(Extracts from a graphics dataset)
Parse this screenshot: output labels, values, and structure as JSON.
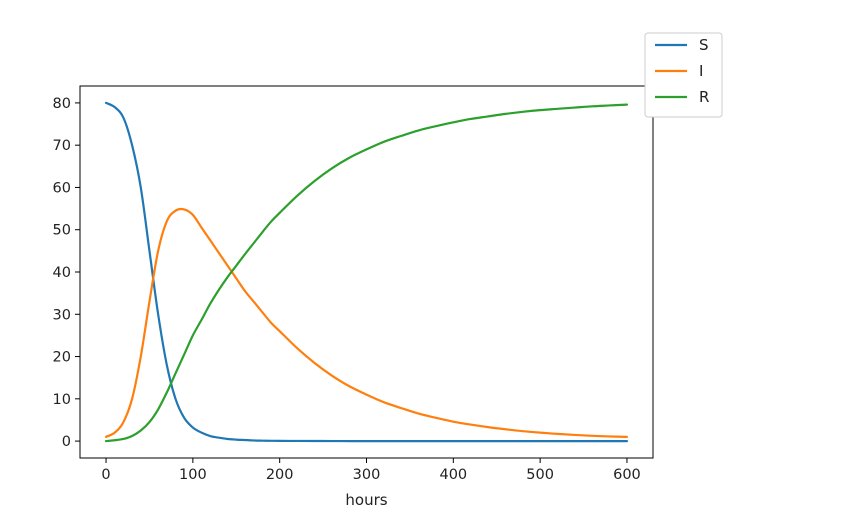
{
  "chart_data": {
    "type": "line",
    "xlabel": "hours",
    "ylabel": "",
    "title": "",
    "xlim": [
      -30,
      630
    ],
    "ylim": [
      -4,
      84
    ],
    "xticks": [
      0,
      100,
      200,
      300,
      400,
      500,
      600
    ],
    "yticks": [
      0,
      10,
      20,
      30,
      40,
      50,
      60,
      70,
      80
    ],
    "grid": false,
    "legend_position": "outside top-right",
    "x": [
      0,
      10,
      20,
      30,
      40,
      50,
      60,
      70,
      80,
      90,
      100,
      110,
      120,
      130,
      140,
      150,
      160,
      170,
      180,
      190,
      200,
      220,
      240,
      260,
      280,
      300,
      320,
      340,
      360,
      380,
      400,
      420,
      440,
      460,
      480,
      500,
      520,
      540,
      560,
      580,
      600
    ],
    "series": [
      {
        "name": "S",
        "color": "#1f77b4",
        "values": [
          80.0,
          79.0,
          76.5,
          70.0,
          60.0,
          45.0,
          30.0,
          18.0,
          10.0,
          5.5,
          3.2,
          2.0,
          1.2,
          0.8,
          0.5,
          0.35,
          0.25,
          0.15,
          0.1,
          0.07,
          0.05,
          0.03,
          0.02,
          0.01,
          0,
          0,
          0,
          0,
          0,
          0,
          0,
          0,
          0,
          0,
          0,
          0,
          0,
          0,
          0,
          0,
          0
        ]
      },
      {
        "name": "I",
        "color": "#ff7f0e",
        "values": [
          1.0,
          2.0,
          4.5,
          10.0,
          20.0,
          33.0,
          45.0,
          52.0,
          54.5,
          54.8,
          53.5,
          50.5,
          47.5,
          44.5,
          41.5,
          38.5,
          35.5,
          33.0,
          30.5,
          28.0,
          26.0,
          22.0,
          18.5,
          15.5,
          13.0,
          11.0,
          9.2,
          7.8,
          6.5,
          5.5,
          4.6,
          3.9,
          3.3,
          2.8,
          2.35,
          2.0,
          1.7,
          1.45,
          1.25,
          1.1,
          1.0
        ]
      },
      {
        "name": "R",
        "color": "#2ca02c",
        "values": [
          0.0,
          0.2,
          0.5,
          1.2,
          2.5,
          4.5,
          7.5,
          11.5,
          16.0,
          20.5,
          25.0,
          28.7,
          32.5,
          35.8,
          38.8,
          41.5,
          44.2,
          46.8,
          49.4,
          51.9,
          54.0,
          58.0,
          61.5,
          64.5,
          67.0,
          69.0,
          70.8,
          72.2,
          73.5,
          74.5,
          75.4,
          76.2,
          76.8,
          77.4,
          77.9,
          78.3,
          78.6,
          78.9,
          79.2,
          79.4,
          79.6
        ]
      }
    ]
  }
}
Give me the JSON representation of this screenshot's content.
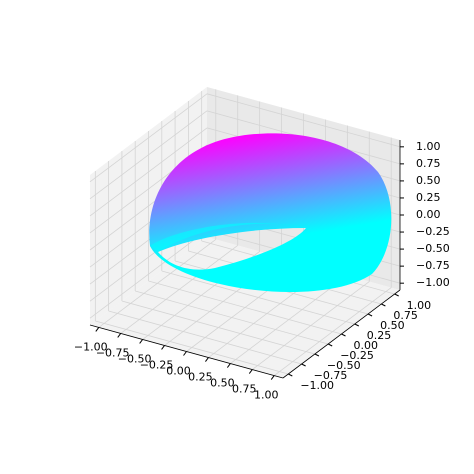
{
  "chart_data": {
    "type": "surface3d",
    "colormap": [
      "#00ffff",
      "#ff00ff"
    ],
    "grid": true,
    "xlim": [
      -1.1,
      1.1
    ],
    "ylim": [
      -1.1,
      1.1
    ],
    "zlim": [
      -1.1,
      1.1
    ],
    "xticks": [
      {
        "value": -1,
        "label": "−1.00"
      },
      {
        "value": -0.75,
        "label": "−0.75"
      },
      {
        "value": -0.5,
        "label": "−0.50"
      },
      {
        "value": -0.25,
        "label": "−0.25"
      },
      {
        "value": 0,
        "label": "0.00"
      },
      {
        "value": 0.25,
        "label": "0.25"
      },
      {
        "value": 0.5,
        "label": "0.50"
      },
      {
        "value": 0.75,
        "label": "0.75"
      },
      {
        "value": 1,
        "label": "1.00"
      }
    ],
    "yticks": [
      {
        "value": -1,
        "label": "−1.00"
      },
      {
        "value": -0.75,
        "label": "−0.75"
      },
      {
        "value": -0.5,
        "label": "−0.50"
      },
      {
        "value": -0.25,
        "label": "−0.25"
      },
      {
        "value": 0,
        "label": "0.00"
      },
      {
        "value": 0.25,
        "label": "0.25"
      },
      {
        "value": 0.5,
        "label": "0.50"
      },
      {
        "value": 0.75,
        "label": "0.75"
      },
      {
        "value": 1,
        "label": "1.00"
      }
    ],
    "zticks": [
      {
        "value": -1,
        "label": "−1.00"
      },
      {
        "value": -0.75,
        "label": "−0.75"
      },
      {
        "value": -0.5,
        "label": "−0.50"
      },
      {
        "value": -0.25,
        "label": "−0.25"
      },
      {
        "value": 0,
        "label": "0.00"
      },
      {
        "value": 0.25,
        "label": "0.25"
      },
      {
        "value": 0.5,
        "label": "0.50"
      },
      {
        "value": 0.75,
        "label": "0.75"
      },
      {
        "value": 1,
        "label": "1.00"
      }
    ]
  }
}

_Task brief_
All lines that include "screenshot" are to be gathered and copied.

_Exercise solution_
Parse this screenshot: output labels, values, and structure as JSON.
Give me the JSON representation of this screenshot's content.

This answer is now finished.